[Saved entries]
***

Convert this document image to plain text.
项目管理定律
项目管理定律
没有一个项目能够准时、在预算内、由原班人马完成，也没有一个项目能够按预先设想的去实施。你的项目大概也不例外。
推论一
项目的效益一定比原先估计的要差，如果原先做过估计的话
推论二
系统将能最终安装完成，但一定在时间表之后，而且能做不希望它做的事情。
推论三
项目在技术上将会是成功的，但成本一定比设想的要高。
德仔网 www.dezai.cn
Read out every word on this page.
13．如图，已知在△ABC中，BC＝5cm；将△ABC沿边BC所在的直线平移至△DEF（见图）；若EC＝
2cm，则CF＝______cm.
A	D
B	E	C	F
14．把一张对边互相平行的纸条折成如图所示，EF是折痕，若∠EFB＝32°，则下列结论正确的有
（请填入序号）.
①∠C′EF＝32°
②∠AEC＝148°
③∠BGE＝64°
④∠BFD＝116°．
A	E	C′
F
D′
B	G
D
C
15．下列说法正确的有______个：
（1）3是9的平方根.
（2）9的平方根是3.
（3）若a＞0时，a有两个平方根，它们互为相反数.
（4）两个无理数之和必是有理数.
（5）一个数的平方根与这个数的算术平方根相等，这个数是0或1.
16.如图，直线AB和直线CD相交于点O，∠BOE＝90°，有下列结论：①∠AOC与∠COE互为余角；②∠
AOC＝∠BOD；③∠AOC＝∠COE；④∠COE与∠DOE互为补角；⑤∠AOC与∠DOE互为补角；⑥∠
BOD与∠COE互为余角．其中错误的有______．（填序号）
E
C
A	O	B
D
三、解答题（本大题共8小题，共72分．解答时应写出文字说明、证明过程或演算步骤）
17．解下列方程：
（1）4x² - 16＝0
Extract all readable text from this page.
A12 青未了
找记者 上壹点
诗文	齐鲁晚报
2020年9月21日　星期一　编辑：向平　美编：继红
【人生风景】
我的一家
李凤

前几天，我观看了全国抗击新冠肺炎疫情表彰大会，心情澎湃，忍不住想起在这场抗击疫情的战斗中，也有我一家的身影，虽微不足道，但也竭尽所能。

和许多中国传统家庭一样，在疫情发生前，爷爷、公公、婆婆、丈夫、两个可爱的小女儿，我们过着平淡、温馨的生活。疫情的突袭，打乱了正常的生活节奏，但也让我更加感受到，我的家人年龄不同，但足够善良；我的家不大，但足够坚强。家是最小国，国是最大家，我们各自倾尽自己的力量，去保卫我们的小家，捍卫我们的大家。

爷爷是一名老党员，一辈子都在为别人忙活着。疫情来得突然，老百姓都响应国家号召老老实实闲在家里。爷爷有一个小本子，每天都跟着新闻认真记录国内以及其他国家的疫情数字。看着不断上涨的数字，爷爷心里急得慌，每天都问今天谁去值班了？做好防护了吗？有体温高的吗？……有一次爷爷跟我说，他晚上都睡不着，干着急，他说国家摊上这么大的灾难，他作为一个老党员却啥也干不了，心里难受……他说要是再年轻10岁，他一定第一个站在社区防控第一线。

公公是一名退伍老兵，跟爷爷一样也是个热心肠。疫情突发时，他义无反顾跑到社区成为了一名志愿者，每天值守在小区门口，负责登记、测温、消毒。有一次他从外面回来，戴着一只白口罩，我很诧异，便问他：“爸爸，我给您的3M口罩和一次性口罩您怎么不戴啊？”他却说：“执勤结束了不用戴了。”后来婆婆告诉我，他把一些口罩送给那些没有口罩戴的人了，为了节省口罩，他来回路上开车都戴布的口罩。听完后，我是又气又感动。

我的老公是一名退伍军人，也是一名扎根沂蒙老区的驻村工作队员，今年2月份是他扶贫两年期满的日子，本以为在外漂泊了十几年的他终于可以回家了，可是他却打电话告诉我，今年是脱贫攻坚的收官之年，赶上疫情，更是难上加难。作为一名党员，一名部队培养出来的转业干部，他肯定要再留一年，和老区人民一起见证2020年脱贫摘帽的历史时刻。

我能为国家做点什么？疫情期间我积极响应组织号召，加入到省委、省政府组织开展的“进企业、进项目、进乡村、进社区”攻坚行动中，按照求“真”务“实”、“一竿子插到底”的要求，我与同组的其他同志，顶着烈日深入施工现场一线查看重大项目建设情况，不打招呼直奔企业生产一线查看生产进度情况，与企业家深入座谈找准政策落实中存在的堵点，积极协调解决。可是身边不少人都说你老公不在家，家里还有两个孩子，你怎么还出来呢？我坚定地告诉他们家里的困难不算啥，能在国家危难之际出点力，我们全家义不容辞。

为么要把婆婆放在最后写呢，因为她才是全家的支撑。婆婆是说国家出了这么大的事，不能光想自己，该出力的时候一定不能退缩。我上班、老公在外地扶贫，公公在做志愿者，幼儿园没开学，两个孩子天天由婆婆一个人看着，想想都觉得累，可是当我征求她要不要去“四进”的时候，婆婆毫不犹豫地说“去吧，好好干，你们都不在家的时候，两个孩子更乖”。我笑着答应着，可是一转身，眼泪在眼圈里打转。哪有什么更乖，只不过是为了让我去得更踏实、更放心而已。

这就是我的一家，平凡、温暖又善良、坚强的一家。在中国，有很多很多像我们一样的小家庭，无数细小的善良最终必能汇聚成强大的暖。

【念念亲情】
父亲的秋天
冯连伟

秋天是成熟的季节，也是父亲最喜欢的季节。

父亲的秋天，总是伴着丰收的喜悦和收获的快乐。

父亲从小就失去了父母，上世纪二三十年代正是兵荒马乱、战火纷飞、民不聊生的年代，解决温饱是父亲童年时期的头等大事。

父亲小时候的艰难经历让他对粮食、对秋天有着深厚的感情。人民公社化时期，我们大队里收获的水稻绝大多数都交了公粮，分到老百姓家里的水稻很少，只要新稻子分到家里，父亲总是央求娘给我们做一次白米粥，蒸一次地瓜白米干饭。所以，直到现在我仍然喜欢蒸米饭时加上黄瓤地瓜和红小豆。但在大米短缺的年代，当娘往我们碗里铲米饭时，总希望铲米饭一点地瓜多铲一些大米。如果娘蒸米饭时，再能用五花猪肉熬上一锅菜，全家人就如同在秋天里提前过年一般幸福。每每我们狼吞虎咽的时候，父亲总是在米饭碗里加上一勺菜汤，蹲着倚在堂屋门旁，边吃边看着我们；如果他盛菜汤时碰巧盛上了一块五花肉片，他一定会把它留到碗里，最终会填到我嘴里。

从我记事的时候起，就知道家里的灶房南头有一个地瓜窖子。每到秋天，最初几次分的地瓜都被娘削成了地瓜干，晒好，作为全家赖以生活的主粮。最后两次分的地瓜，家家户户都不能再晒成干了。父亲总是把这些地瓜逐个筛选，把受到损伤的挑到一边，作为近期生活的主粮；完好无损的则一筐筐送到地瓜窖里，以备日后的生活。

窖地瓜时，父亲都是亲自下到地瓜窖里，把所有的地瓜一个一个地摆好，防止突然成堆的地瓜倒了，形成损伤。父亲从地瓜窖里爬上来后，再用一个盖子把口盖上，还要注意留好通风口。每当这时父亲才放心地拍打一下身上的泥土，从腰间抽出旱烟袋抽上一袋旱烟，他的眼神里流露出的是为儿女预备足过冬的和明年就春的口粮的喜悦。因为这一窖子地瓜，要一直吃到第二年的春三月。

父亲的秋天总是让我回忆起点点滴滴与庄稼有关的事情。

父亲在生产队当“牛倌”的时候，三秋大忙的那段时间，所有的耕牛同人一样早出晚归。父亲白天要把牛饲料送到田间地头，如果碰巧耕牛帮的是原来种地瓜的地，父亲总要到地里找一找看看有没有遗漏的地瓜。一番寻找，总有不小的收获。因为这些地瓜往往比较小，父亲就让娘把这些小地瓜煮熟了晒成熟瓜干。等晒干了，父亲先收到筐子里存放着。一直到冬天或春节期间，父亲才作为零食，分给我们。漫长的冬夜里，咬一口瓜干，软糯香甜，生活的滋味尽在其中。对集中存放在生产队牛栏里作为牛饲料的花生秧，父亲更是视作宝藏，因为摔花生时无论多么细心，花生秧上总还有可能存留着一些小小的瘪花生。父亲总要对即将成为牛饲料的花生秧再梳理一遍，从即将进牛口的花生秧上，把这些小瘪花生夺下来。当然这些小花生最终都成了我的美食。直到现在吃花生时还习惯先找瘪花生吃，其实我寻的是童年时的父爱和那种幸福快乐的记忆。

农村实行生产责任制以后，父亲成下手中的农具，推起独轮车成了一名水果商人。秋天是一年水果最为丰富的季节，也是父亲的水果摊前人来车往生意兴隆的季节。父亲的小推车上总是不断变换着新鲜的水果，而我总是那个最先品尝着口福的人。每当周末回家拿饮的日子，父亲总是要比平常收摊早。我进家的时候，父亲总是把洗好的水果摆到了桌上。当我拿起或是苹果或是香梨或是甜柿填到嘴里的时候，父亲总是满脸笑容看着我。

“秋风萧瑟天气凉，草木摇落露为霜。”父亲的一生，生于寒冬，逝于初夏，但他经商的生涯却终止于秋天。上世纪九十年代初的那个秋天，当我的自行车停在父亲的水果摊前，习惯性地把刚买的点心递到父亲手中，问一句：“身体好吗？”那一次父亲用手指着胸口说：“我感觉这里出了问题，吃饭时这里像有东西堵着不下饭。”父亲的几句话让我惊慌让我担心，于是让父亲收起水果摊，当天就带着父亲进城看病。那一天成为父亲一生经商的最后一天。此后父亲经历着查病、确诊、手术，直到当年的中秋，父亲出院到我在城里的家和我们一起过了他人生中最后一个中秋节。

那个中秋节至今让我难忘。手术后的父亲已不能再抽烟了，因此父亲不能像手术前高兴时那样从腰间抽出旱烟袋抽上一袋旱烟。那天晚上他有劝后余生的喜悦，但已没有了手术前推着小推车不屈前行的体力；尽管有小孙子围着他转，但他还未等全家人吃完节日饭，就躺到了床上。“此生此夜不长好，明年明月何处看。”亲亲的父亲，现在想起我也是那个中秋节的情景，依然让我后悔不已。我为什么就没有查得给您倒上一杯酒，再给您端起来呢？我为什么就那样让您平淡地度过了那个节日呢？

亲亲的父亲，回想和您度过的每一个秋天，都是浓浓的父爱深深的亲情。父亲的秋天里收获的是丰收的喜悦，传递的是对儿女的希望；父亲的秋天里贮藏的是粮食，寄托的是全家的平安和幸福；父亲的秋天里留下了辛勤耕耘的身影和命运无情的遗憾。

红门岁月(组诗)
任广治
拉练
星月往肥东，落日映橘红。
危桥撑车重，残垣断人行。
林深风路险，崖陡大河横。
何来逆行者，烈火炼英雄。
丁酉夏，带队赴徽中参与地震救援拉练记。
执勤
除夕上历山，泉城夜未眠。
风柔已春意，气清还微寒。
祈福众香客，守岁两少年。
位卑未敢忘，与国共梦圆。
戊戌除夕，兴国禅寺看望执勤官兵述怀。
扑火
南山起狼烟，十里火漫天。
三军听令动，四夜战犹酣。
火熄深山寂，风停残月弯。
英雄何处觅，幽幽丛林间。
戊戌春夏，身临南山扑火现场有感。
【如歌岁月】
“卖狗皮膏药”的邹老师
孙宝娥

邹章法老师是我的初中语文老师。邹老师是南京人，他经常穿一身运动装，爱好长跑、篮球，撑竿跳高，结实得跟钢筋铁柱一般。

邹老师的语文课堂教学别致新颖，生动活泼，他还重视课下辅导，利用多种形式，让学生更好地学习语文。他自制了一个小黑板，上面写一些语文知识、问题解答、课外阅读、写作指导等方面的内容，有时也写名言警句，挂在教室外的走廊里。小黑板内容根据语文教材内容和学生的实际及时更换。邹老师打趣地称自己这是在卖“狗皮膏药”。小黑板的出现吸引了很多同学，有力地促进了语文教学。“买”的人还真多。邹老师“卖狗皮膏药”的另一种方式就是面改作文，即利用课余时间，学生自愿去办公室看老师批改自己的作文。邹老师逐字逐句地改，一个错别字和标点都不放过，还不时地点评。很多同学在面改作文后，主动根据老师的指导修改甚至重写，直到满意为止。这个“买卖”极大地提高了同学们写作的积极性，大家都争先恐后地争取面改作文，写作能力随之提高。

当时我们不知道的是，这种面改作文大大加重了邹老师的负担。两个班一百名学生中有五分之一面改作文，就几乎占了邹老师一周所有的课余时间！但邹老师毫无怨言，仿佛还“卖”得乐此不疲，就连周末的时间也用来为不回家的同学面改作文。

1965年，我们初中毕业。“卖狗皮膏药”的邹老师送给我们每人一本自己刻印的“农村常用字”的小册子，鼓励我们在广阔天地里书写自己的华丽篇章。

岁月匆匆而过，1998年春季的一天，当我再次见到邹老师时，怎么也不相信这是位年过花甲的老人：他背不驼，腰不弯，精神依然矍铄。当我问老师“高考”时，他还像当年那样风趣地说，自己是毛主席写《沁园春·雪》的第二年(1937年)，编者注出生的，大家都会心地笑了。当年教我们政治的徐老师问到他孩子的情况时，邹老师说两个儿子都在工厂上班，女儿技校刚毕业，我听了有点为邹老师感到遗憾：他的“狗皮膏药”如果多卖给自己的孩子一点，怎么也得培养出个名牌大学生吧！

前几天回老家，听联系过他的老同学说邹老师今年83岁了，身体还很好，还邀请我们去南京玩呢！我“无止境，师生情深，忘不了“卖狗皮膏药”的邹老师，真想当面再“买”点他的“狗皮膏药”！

***

WRITTEN REQUEST:
Every line in the data above that contains "this" needs to be copied.

RESPONSE TO THE TASK:
Convert this document image to plain text.
Read out every word on this page.
Extract all readable text from this page.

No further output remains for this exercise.